Task statement -> Carry none of the pictures over; set down the material below exactly.

Dataset records ->
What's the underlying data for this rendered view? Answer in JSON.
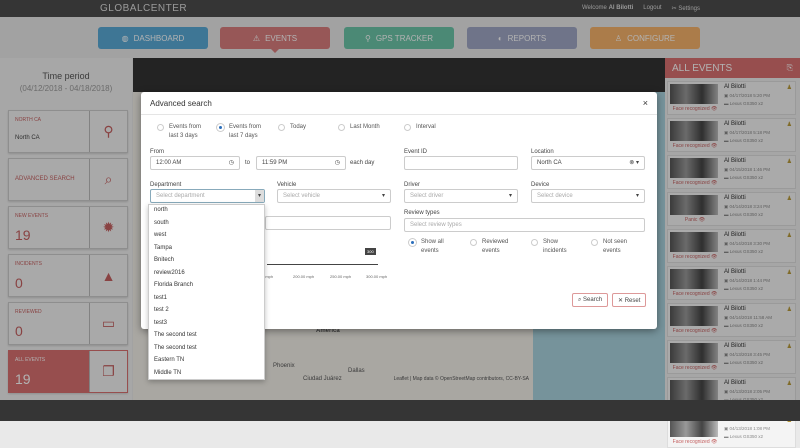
{
  "header": {
    "logo": "GLOBALCENTER",
    "welcome": "Welcome",
    "user": "Al Bilotti",
    "logout": "Logout",
    "settings": "Settings"
  },
  "nav": [
    {
      "label": "DASHBOARD",
      "color": "#5aaad6"
    },
    {
      "label": "EVENTS",
      "color": "#d87d7d"
    },
    {
      "label": "GPS TRACKER",
      "color": "#6cc4a8"
    },
    {
      "label": "REPORTS",
      "color": "#9fa7c4"
    },
    {
      "label": "CONFIGURE",
      "color": "#f5b26b"
    }
  ],
  "sidebar": {
    "time_period": "Time period",
    "range": "(04/12/2018 - 04/18/2018)",
    "location": {
      "label": "NORTH CA",
      "value": "North CA"
    },
    "advanced": "ADVANCED SEARCH",
    "new_events": {
      "label": "NEW EVENTS",
      "count": "19"
    },
    "incidents": {
      "label": "INCIDENTS",
      "count": "0"
    },
    "reviewed": {
      "label": "REVIEWED",
      "count": "0"
    },
    "all_events": {
      "label": "ALL EVENTS",
      "count": "19"
    }
  },
  "map": {
    "labels": [
      "America",
      "Phoenix",
      "Dallas",
      "Ciudad Juárez"
    ],
    "attribution": "Leaflet | Map data © OpenStreetMap contributors, CC-BY-SA"
  },
  "events_panel": {
    "title": "ALL EVENTS",
    "items": [
      {
        "name": "Al Bilotti",
        "date": "04/17/2018 5:20 PM",
        "vehicle": "Lexus GS350 x2",
        "tag": "Face recognized"
      },
      {
        "name": "Al Bilotti",
        "date": "04/17/2018 5:18 PM",
        "vehicle": "Lexus GS350 x2",
        "tag": "Face recognized"
      },
      {
        "name": "Al Bilotti",
        "date": "04/15/2018 1:46 PM",
        "vehicle": "Lexus GS350 x2",
        "tag": "Face recognized"
      },
      {
        "name": "Al Bilotti",
        "date": "04/14/2018 3:24 PM",
        "vehicle": "Lexus GS350 x2",
        "tag": "Panic"
      },
      {
        "name": "Al Bilotti",
        "date": "04/14/2018 3:30 PM",
        "vehicle": "Lexus GS350 x2",
        "tag": "Face recognized"
      },
      {
        "name": "Al Bilotti",
        "date": "04/14/2018 1:44 PM",
        "vehicle": "Lexus GS350 x2",
        "tag": "Face recognized"
      },
      {
        "name": "Al Bilotti",
        "date": "04/14/2018 11:58 AM",
        "vehicle": "Lexus GS350 x2",
        "tag": "Face recognized"
      },
      {
        "name": "Al Bilotti",
        "date": "04/13/2018 3:45 PM",
        "vehicle": "Lexus GS350 x2",
        "tag": "Face recognized"
      },
      {
        "name": "Al Bilotti",
        "date": "04/13/2018 2:05 PM",
        "vehicle": "Lexus GS350 x2",
        "tag": "Face recognized"
      },
      {
        "name": "Al Bilotti",
        "date": "04/13/2018 1:08 PM",
        "vehicle": "Lexus GS350 x2",
        "tag": "Face recognized"
      }
    ]
  },
  "modal": {
    "title": "Advanced search",
    "periods": [
      {
        "label1": "Events from",
        "label2": "last 3 days",
        "selected": false
      },
      {
        "label1": "Events from",
        "label2": "last 7 days",
        "selected": true
      },
      {
        "label1": "Today",
        "label2": "",
        "selected": false
      },
      {
        "label1": "Last Month",
        "label2": "",
        "selected": false
      },
      {
        "label1": "Interval",
        "label2": "",
        "selected": false
      }
    ],
    "from_label": "From",
    "from": "12:00 AM",
    "to_label": "to",
    "to": "11:59 PM",
    "each_day": "each day",
    "event_id_label": "Event ID",
    "event_id": "",
    "location_label": "Location",
    "location": "North CA",
    "department_label": "Department",
    "department_ph": "Select department",
    "vehicle_label": "Vehicle",
    "vehicle_ph": "Select vehicle",
    "driver_label": "Driver",
    "driver_ph": "Select driver",
    "device_label": "Device",
    "device_ph": "Select device",
    "review_label": "Review types",
    "review_ph": "Select review types",
    "review_options": [
      {
        "label1": "Show all",
        "label2": "events",
        "selected": true
      },
      {
        "label1": "Reviewed",
        "label2": "events",
        "selected": false
      },
      {
        "label1": "Show",
        "label2": "incidents",
        "selected": false
      },
      {
        "label1": "Not seen",
        "label2": "events",
        "selected": false
      }
    ],
    "speed_badge": "300",
    "speed_ticks": [
      "150.00 mph",
      "200.00 mph",
      "250.00 mph",
      "300.00 mph"
    ],
    "search": "Search",
    "reset": "Reset",
    "department_options": [
      "north",
      "south",
      "west",
      "Tampa",
      "Bnitech",
      "review2016",
      "Florida Branch",
      "test1",
      "test 2",
      "test3",
      "The second test",
      "The second test",
      "Eastern TN",
      "Middle TN"
    ]
  }
}
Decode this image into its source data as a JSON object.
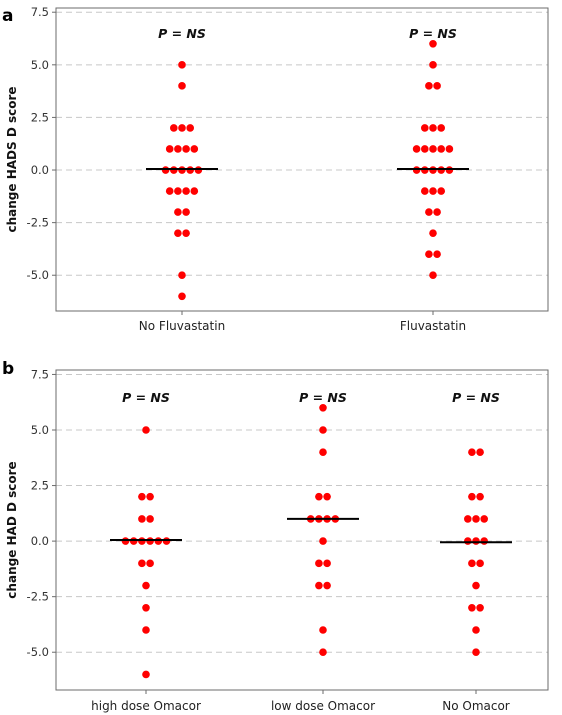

Full solution ->
What's the underlying data for this rendered view? Answer in JSON.
{
  "header": {
    "logo": "GLOBALCENTER",
    "welcome": "Welcome",
    "user": "Al Bilotti",
    "logout": "Logout",
    "settings": "Settings"
  },
  "nav": [
    {
      "label": "DASHBOARD",
      "color": "#5aaad6"
    },
    {
      "label": "EVENTS",
      "color": "#d87d7d"
    },
    {
      "label": "GPS TRACKER",
      "color": "#6cc4a8"
    },
    {
      "label": "REPORTS",
      "color": "#9fa7c4"
    },
    {
      "label": "CONFIGURE",
      "color": "#f5b26b"
    }
  ],
  "sidebar": {
    "time_period": "Time period",
    "range": "(04/12/2018 - 04/18/2018)",
    "location": {
      "label": "NORTH CA",
      "value": "North CA"
    },
    "advanced": "ADVANCED SEARCH",
    "new_events": {
      "label": "NEW EVENTS",
      "count": "19"
    },
    "incidents": {
      "label": "INCIDENTS",
      "count": "0"
    },
    "reviewed": {
      "label": "REVIEWED",
      "count": "0"
    },
    "all_events": {
      "label": "ALL EVENTS",
      "count": "19"
    }
  },
  "map": {
    "labels": [
      "America",
      "Phoenix",
      "Dallas",
      "Ciudad Juárez"
    ],
    "attribution": "Leaflet | Map data © OpenStreetMap contributors, CC-BY-SA"
  },
  "events_panel": {
    "title": "ALL EVENTS",
    "items": [
      {
        "name": "Al Bilotti",
        "date": "04/17/2018 5:20 PM",
        "vehicle": "Lexus GS350 x2",
        "tag": "Face recognized"
      },
      {
        "name": "Al Bilotti",
        "date": "04/17/2018 5:18 PM",
        "vehicle": "Lexus GS350 x2",
        "tag": "Face recognized"
      },
      {
        "name": "Al Bilotti",
        "date": "04/15/2018 1:46 PM",
        "vehicle": "Lexus GS350 x2",
        "tag": "Face recognized"
      },
      {
        "name": "Al Bilotti",
        "date": "04/14/2018 3:24 PM",
        "vehicle": "Lexus GS350 x2",
        "tag": "Panic"
      },
      {
        "name": "Al Bilotti",
        "date": "04/14/2018 3:30 PM",
        "vehicle": "Lexus GS350 x2",
        "tag": "Face recognized"
      },
      {
        "name": "Al Bilotti",
        "date": "04/14/2018 1:44 PM",
        "vehicle": "Lexus GS350 x2",
        "tag": "Face recognized"
      },
      {
        "name": "Al Bilotti",
        "date": "04/14/2018 11:58 AM",
        "vehicle": "Lexus GS350 x2",
        "tag": "Face recognized"
      },
      {
        "name": "Al Bilotti",
        "date": "04/13/2018 3:45 PM",
        "vehicle": "Lexus GS350 x2",
        "tag": "Face recognized"
      },
      {
        "name": "Al Bilotti",
        "date": "04/13/2018 2:05 PM",
        "vehicle": "Lexus GS350 x2",
        "tag": "Face recognized"
      },
      {
        "name": "Al Bilotti",
        "date": "04/13/2018 1:08 PM",
        "vehicle": "Lexus GS350 x2",
        "tag": "Face recognized"
      }
    ]
  },
  "modal": {
    "title": "Advanced search",
    "periods": [
      {
        "label1": "Events from",
        "label2": "last 3 days",
        "selected": false
      },
      {
        "label1": "Events from",
        "label2": "last 7 days",
        "selected": true
      },
      {
        "label1": "Today",
        "label2": "",
        "selected": false
      },
      {
        "label1": "Last Month",
        "label2": "",
        "selected": false
      },
      {
        "label1": "Interval",
        "label2": "",
        "selected": false
      }
    ],
    "from_label": "From",
    "from": "12:00 AM",
    "to_label": "to",
    "to": "11:59 PM",
    "each_day": "each day",
    "event_id_label": "Event ID",
    "event_id": "",
    "location_label": "Location",
    "location": "North CA",
    "department_label": "Department",
    "department_ph": "Select department",
    "vehicle_label": "Vehicle",
    "vehicle_ph": "Select vehicle",
    "driver_label": "Driver",
    "driver_ph": "Select driver",
    "device_label": "Device",
    "device_ph": "Select device",
    "review_label": "Review types",
    "review_ph": "Select review types",
    "review_options": [
      {
        "label1": "Show all",
        "label2": "events",
        "selected": true
      },
      {
        "label1": "Reviewed",
        "label2": "events",
        "selected": false
      },
      {
        "label1": "Show",
        "label2": "incidents",
        "selected": false
      },
      {
        "label1": "Not seen",
        "label2": "events",
        "selected": false
      }
    ],
    "speed_badge": "300",
    "speed_ticks": [
      "150.00 mph",
      "200.00 mph",
      "250.00 mph",
      "300.00 mph"
    ],
    "search": "Search",
    "reset": "Reset",
    "department_options": [
      "north",
      "south",
      "west",
      "Tampa",
      "Bnitech",
      "review2016",
      "Florida Branch",
      "test1",
      "test 2",
      "test3",
      "The second test",
      "The second test",
      "Eastern TN",
      "Middle TN"
    ]
  }
}
Decode this image into its source data as a JSON object.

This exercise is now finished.